*Problem requirements*: Strip the pictures and reproduce the rest of the listing exactly.

Begin Data listing

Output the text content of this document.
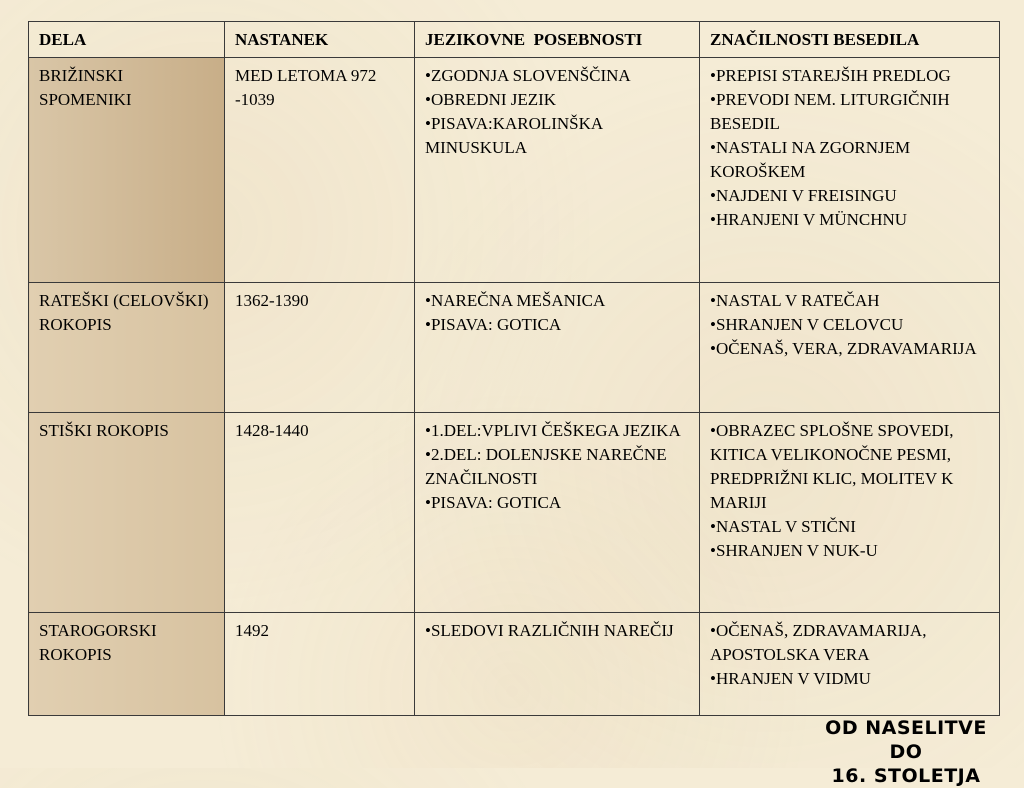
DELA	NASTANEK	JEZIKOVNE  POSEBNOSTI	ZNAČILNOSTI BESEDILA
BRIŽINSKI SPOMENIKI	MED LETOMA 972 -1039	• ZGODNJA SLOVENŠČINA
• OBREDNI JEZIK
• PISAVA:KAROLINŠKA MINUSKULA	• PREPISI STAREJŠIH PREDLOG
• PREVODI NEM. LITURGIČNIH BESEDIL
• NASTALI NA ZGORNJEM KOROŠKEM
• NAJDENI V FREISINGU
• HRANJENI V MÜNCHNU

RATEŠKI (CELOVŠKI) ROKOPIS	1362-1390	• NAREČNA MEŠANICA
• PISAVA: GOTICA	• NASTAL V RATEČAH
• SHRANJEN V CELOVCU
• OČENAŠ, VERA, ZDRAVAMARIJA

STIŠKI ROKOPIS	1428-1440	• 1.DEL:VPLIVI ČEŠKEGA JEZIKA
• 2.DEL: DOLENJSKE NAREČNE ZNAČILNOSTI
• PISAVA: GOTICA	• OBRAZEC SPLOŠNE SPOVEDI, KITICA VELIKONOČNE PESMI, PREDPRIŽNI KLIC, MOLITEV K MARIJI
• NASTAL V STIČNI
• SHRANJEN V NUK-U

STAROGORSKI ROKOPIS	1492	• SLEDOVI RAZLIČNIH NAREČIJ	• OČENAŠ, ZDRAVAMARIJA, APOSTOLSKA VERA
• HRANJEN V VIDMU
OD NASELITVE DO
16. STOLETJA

End Data listing

*Solved problem*:
Output the text content of this document.
DELA	NASTANEK	JEZIKOVNE  POSEBNOSTI	ZNAČILNOSTI BESEDILA
BRIŽINSKI SPOMENIKI	MED LETOMA 972 -1039	• ZGODNJA SLOVENŠČINA
• OBREDNI JEZIK
• PISAVA:KAROLINŠKA MINUSKULA	• PREPISI STAREJŠIH PREDLOG
• PREVODI NEM. LITURGIČNIH BESEDIL
• NASTALI NA ZGORNJEM KOROŠKEM
• NAJDENI V FREISINGU
• HRANJENI V MÜNCHNU

RATEŠKI (CELOVŠKI) ROKOPIS	1362-1390	• NAREČNA MEŠANICA
• PISAVA: GOTICA	• NASTAL V RATEČAH
• SHRANJEN V CELOVCU
• OČENAŠ, VERA, ZDRAVAMARIJA

STIŠKI ROKOPIS	1428-1440	• 1.DEL:VPLIVI ČEŠKEGA JEZIKA
• 2.DEL: DOLENJSKE NAREČNE ZNAČILNOSTI
• PISAVA: GOTICA	• OBRAZEC SPLOŠNE SPOVEDI, KITICA VELIKONOČNE PESMI, PREDPRIŽNI KLIC, MOLITEV K MARIJI
• NASTAL V STIČNI
• SHRANJEN V NUK-U

STAROGORSKI ROKOPIS	1492	• SLEDOVI RAZLIČNIH NAREČIJ	• OČENAŠ, ZDRAVAMARIJA, APOSTOLSKA VERA
• HRANJEN V VIDMU
OD NASELITVE DO
16. STOLETJA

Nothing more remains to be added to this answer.